**WRITTEN TASK:**
Omit the images, then output each of the records below exactly.

**DATASET EXTRACT:**
━━━━━━━━━━━━━━━━━━━━━━━━━━━━━━
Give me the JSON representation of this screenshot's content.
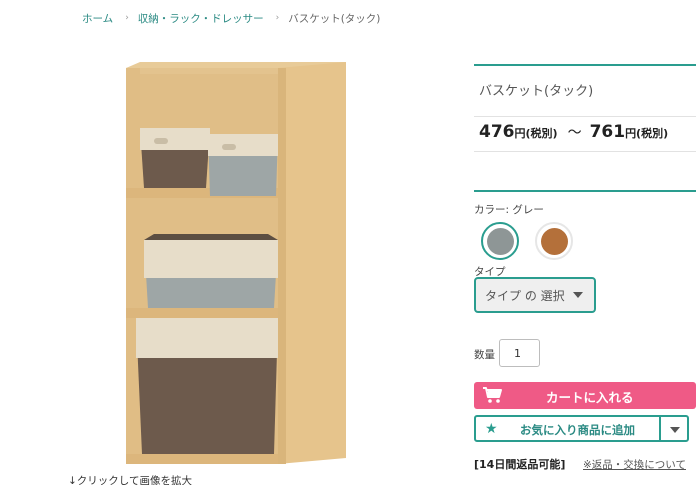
{
  "breadcrumb": {
    "items": [
      "ホーム",
      "収納・ラック・ドレッサー"
    ],
    "separator": "›",
    "current": "バスケット(タック)"
  },
  "image": {
    "caption": "↓クリックして画像を拡大"
  },
  "product": {
    "name": "バスケット(タック)",
    "price_min": "476",
    "price_max": "761",
    "price_suffix": "円(税別)",
    "price_separator": "～"
  },
  "options": {
    "color_label": "カラー: グレー",
    "colors": [
      {
        "name": "grey",
        "hex": "#8e9696",
        "selected": true
      },
      {
        "name": "brown",
        "hex": "#b4703a",
        "selected": false
      }
    ],
    "type_label": "タイプ",
    "type_select": "タイプ の 選択",
    "quantity_label": "数量",
    "quantity_value": "1"
  },
  "actions": {
    "cart_button": "カートに入れる",
    "favorite_button": "お気に入り商品に追加"
  },
  "footer": {
    "return_policy": "[14日間返品可能]",
    "return_link": "※返品・交換について"
  },
  "colors": {
    "accent": "#2a9d8f",
    "cart": "#ef5a86",
    "link": "#2a8a83"
  }
}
━━━━━━━━━━━━━━━━━━━━━━━━━━━━━━
**ANSWER:**
Give me the JSON representation of this screenshot's content.
{
  "breadcrumb": {
    "items": [
      "ホーム",
      "収納・ラック・ドレッサー"
    ],
    "separator": "›",
    "current": "バスケット(タック)"
  },
  "image": {
    "caption": "↓クリックして画像を拡大"
  },
  "product": {
    "name": "バスケット(タック)",
    "price_min": "476",
    "price_max": "761",
    "price_suffix": "円(税別)",
    "price_separator": "～"
  },
  "options": {
    "color_label": "カラー: グレー",
    "colors": [
      {
        "name": "grey",
        "hex": "#8e9696",
        "selected": true
      },
      {
        "name": "brown",
        "hex": "#b4703a",
        "selected": false
      }
    ],
    "type_label": "タイプ",
    "type_select": "タイプ の 選択",
    "quantity_label": "数量",
    "quantity_value": "1"
  },
  "actions": {
    "cart_button": "カートに入れる",
    "favorite_button": "お気に入り商品に追加"
  },
  "footer": {
    "return_policy": "[14日間返品可能]",
    "return_link": "※返品・交換について"
  },
  "colors": {
    "accent": "#2a9d8f",
    "cart": "#ef5a86",
    "link": "#2a8a83"
  }
}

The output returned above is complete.